OPINI: Digitalisasi Industri Halal: Solusi atau Tantangan bagi UMKM?
Oleh:
Dr. H. Mohammad Syawaludin, M.A
Dosen Pascasarjana UIN Raden Fatah Palembang
Indonesia, sebagai negara dengan populasi Muslim terbesar di dunia, sekitar 231 juta jiwa, memainkan peran penting dalam industri makanan halal global. Permintaan yang terus meningkat terhadap produk halal telah mendorong pertumbuhan ekonomi yang pesat, terutama di sektor usaha mikro dan kecil (UMK). Munculnya neoliberalisme digital, yang ditandai dengan deregulasi pasar dan ekspansi platform digital, telah mengubah industri makanan halal dengan meningkatkan akses pasar, efisiensi, dan inovasi. Namun, fenomena ini juga menimbulkan kekhawatiran mengenai komersialisasi sertifikasi halal, pelemahan nilai etis, dan monopoli korporasi besar, yang mengancam keberlanjutan bisnis halal skala kecil.
Melalui kacamata mengintegrasikan teori ekonomi neoliberal dengan sosiologi budaya, terutama teori distingsi Bourdieu, konsep simulakra Baudrillard, dan fetisisme komoditas Marx, untuk menganalisis bagaimana digitalisasi mengubah konsumsi halal, identitas, dan struktur ekonomi. Hasilnya menunjukkan bahwa meskipun platform digital menciptakan peluang baru bagi UMK halal, mereka juga membuka potensi eksploitasi oleh korporasi besar dan kekuatan pasar yang tidak terregulasi. Oleh karena itu, diperlukan kerangka regulasi yang seimbang agar makanan halal tetap menjadi sektor yang inklusif dan etis, mendukung pertumbuhan ekonomi sekaligus menjaga integritas keagamaan. Indonesia, sebagai negara dengan populasi Muslim terbesar di dunia (sekitar 231 juta jiwa, atau 87% dari total populasi), telah menempatkan dirinya sebagai pemain utama dalam industri makanan halal global. Permintaan yang meningkat terhadap produk bersertifikat halal telah mendorong pertumbuhan ekonomi, khususnya di sektor usaha mikro, kecil, dan menengah (UMKM), yang mencakup 99% dari seluruh bisnis di Indonesia dan menyumbang hampir 61% dari PDB nasional (BPS, 2023).

**TUGAS YANG DIKERJAKAN:**
1 - Tentukan apakah setiap pernyataan berikut sesuai dengan teks opini tentang digitalisasi industri halal, lalu jawab ya atau tidak disertai kutipan persis dari teks yang menjadi penentunya: (a) Populasi Muslim Indonesia sekitar 231 juta jiwa atau 87% dari total populasi; (b) UMKM menyumbang sekitar 75% dari PDB nasional; (c) Teks menyatakan bahwa platform digital tidak membuka peluang apa pun bagi UMK halal.
2 - Ambil baris-baris catatan mulai dari baris pertama catatan sampai baris yang memuat "series-line-velocity-deficit [172,226,504,413]", dan tulis ulang tanpa perubahan sedikit pun. Kedua baris batas itu ikut disertakan.

**CATATAN TERSEDIA:**
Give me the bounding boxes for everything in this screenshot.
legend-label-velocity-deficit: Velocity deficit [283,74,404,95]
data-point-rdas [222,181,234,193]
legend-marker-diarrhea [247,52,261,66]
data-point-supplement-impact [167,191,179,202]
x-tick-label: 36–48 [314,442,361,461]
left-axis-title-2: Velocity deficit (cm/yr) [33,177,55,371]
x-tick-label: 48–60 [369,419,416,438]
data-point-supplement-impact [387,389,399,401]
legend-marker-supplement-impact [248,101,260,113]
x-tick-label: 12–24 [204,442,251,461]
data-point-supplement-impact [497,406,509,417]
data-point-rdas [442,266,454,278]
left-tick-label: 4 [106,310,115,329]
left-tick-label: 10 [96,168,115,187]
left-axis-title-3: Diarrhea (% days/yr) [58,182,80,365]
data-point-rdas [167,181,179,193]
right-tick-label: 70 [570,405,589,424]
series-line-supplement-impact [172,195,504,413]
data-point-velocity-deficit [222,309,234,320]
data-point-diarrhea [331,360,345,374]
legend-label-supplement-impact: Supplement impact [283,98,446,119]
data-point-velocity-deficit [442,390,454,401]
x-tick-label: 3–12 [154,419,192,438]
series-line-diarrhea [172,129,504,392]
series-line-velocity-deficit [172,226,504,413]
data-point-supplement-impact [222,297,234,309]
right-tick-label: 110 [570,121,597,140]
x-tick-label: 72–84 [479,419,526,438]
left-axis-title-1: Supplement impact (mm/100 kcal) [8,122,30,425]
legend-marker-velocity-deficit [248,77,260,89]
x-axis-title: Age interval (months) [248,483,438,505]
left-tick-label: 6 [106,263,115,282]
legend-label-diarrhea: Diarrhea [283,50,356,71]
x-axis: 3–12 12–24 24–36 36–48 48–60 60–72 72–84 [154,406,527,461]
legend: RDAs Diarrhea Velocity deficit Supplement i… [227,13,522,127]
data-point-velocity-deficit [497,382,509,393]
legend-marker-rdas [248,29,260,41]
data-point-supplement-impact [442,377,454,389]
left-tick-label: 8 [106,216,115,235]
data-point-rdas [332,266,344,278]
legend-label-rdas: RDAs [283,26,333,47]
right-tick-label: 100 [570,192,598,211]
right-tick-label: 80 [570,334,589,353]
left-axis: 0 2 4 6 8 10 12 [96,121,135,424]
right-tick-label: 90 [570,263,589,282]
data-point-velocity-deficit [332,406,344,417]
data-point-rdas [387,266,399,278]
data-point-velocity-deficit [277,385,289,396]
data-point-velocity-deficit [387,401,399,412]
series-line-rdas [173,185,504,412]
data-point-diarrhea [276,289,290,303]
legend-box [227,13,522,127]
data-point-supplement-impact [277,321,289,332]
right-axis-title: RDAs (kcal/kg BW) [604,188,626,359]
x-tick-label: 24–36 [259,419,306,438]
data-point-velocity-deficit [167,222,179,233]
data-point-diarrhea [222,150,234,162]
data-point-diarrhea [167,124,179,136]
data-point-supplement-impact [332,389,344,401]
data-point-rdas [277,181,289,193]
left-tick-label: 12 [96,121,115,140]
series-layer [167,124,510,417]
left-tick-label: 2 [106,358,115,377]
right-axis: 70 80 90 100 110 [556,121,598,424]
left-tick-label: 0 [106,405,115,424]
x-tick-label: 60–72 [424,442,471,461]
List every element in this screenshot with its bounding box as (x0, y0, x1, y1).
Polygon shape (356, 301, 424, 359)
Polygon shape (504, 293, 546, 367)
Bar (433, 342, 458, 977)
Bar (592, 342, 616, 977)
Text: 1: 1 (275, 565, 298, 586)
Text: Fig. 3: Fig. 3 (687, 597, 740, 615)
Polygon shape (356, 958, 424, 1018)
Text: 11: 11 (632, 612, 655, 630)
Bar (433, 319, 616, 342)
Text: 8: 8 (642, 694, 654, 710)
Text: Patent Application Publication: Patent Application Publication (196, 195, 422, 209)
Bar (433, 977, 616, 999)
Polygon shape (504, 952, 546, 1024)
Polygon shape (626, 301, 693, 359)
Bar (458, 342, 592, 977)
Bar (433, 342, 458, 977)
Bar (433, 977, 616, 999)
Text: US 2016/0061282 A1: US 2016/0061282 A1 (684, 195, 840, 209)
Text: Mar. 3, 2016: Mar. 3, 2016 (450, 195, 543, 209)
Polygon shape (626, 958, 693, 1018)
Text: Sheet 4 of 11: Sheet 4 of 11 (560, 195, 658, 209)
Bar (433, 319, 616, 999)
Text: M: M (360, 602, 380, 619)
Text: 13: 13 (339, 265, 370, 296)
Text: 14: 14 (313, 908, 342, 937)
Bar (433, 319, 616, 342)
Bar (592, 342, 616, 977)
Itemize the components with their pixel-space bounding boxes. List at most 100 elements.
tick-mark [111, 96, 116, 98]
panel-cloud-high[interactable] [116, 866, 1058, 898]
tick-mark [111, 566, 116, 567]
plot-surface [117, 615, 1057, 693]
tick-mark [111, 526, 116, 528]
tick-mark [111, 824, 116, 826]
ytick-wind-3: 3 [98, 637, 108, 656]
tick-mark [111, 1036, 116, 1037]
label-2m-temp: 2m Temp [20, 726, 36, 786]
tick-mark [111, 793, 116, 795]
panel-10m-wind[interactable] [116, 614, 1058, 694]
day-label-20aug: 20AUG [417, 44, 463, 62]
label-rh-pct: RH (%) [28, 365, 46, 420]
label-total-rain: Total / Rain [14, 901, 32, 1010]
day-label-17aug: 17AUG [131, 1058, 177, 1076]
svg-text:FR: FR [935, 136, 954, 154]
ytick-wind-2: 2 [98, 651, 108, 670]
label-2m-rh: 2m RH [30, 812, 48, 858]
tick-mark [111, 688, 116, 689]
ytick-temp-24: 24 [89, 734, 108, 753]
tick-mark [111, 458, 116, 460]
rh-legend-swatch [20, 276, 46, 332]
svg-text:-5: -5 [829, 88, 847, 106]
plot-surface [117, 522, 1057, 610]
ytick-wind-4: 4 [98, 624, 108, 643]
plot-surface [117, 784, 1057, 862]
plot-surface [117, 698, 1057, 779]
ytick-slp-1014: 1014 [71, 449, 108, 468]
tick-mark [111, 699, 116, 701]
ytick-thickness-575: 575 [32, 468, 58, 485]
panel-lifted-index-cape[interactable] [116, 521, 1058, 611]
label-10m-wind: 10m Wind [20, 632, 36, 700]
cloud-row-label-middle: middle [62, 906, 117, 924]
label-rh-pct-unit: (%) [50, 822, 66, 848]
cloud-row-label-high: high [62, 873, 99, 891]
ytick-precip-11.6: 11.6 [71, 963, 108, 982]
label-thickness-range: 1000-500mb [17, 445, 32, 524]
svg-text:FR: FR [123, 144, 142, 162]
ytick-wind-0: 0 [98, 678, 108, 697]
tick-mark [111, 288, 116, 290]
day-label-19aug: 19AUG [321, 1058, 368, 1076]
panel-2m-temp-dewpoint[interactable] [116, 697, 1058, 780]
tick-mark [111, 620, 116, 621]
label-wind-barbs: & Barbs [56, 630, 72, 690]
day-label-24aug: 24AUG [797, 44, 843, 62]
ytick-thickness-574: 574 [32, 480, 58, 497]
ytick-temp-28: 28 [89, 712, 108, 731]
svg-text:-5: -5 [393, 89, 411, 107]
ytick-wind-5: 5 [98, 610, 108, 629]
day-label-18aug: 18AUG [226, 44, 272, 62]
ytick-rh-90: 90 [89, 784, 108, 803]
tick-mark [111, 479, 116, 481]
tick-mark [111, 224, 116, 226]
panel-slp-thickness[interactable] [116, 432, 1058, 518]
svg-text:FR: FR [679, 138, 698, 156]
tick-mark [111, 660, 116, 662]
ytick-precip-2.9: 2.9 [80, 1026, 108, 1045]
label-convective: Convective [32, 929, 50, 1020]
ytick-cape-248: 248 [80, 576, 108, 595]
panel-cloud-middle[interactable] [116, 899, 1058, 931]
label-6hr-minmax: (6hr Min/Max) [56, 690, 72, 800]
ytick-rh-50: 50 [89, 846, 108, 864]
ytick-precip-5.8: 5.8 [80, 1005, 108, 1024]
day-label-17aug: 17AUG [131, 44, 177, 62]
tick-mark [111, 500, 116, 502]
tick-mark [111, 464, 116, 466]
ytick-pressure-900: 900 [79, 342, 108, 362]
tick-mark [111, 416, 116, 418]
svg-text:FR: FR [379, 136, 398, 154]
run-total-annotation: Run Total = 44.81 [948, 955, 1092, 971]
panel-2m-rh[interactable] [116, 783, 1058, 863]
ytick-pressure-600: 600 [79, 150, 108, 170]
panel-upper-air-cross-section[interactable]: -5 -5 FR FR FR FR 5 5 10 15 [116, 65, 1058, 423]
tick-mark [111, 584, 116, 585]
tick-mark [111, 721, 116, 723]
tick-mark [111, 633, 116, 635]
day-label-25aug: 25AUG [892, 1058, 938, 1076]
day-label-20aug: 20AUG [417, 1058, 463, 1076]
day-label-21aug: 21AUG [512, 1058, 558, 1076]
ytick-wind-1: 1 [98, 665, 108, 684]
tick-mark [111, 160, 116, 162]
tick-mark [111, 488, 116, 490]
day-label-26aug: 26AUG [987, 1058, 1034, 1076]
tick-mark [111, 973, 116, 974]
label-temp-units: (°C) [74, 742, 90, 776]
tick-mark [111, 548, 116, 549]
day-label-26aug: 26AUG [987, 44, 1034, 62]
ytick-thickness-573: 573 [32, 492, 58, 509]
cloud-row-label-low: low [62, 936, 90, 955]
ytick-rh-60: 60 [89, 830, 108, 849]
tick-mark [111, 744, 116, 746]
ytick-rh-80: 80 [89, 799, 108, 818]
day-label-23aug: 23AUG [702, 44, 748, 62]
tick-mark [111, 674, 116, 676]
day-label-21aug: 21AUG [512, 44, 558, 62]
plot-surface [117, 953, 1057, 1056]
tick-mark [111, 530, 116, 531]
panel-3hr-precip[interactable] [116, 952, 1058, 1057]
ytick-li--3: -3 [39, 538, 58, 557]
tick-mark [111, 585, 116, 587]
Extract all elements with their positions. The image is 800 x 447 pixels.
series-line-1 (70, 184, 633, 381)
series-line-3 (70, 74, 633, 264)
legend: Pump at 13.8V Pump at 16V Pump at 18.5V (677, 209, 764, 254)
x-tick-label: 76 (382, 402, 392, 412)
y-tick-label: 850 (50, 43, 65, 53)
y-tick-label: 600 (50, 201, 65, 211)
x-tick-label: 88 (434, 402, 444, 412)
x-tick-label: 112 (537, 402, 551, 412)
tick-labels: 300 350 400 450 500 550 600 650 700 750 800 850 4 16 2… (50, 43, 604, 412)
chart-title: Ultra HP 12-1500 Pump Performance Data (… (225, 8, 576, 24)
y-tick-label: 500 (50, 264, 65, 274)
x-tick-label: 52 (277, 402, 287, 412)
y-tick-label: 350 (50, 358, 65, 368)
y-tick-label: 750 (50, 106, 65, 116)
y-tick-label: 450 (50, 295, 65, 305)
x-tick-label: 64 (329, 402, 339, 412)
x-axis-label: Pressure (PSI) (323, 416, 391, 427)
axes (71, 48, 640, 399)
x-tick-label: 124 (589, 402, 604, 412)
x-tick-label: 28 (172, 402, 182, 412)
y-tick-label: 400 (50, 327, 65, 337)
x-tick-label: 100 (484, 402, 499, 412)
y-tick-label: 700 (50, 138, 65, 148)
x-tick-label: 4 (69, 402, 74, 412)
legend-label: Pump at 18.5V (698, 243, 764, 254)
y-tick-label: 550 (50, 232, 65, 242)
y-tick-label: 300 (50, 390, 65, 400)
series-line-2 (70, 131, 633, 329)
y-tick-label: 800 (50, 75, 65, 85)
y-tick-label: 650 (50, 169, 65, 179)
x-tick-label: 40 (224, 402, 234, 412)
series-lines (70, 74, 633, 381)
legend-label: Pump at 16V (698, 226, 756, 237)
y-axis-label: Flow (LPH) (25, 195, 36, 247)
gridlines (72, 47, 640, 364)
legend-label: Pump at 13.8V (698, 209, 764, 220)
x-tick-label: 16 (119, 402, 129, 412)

**KELUARAN BERURUTAN:**
1 -
(a) Ya — "sekitar 231 juta jiwa, atau 87% dari total populasi"
(b) Tidak — "menyumbang hampir 61% dari PDB nasional (BPS, 2023)"
(c) Tidak — "meskipun platform digital menciptakan peluang baru bagi UMK halal"

2 -
Give me the bounding boxes for everything in this screenshot.
legend-label-velocity-deficit: Velocity deficit [283,74,404,95]
data-point-rdas [222,181,234,193]
legend-marker-diarrhea [247,52,261,66]
data-point-supplement-impact [167,191,179,202]
x-tick-label: 36–48 [314,442,361,461]
left-axis-title-2: Velocity deficit (cm/yr) [33,177,55,371]
x-tick-label: 48–60 [369,419,416,438]
data-point-supplement-impact [387,389,399,401]
legend-marker-supplement-impact [248,101,260,113]
x-tick-label: 12–24 [204,442,251,461]
data-point-supplement-impact [497,406,509,417]
data-point-rdas [442,266,454,278]
left-tick-label: 4 [106,310,115,329]
left-tick-label: 10 [96,168,115,187]
left-axis-title-3: Diarrhea (% days/yr) [58,182,80,365]
data-point-rdas [167,181,179,193]
right-tick-label: 70 [570,405,589,424]
series-line-supplement-impact [172,195,504,413]
data-point-velocity-deficit [222,309,234,320]
data-point-diarrhea [331,360,345,374]
legend-label-supplement-impact: Supplement impact [283,98,446,119]
data-point-velocity-deficit [442,390,454,401]
x-tick-label: 3–12 [154,419,192,438]
series-line-diarrhea [172,129,504,392]
series-line-velocity-deficit [172,226,504,413]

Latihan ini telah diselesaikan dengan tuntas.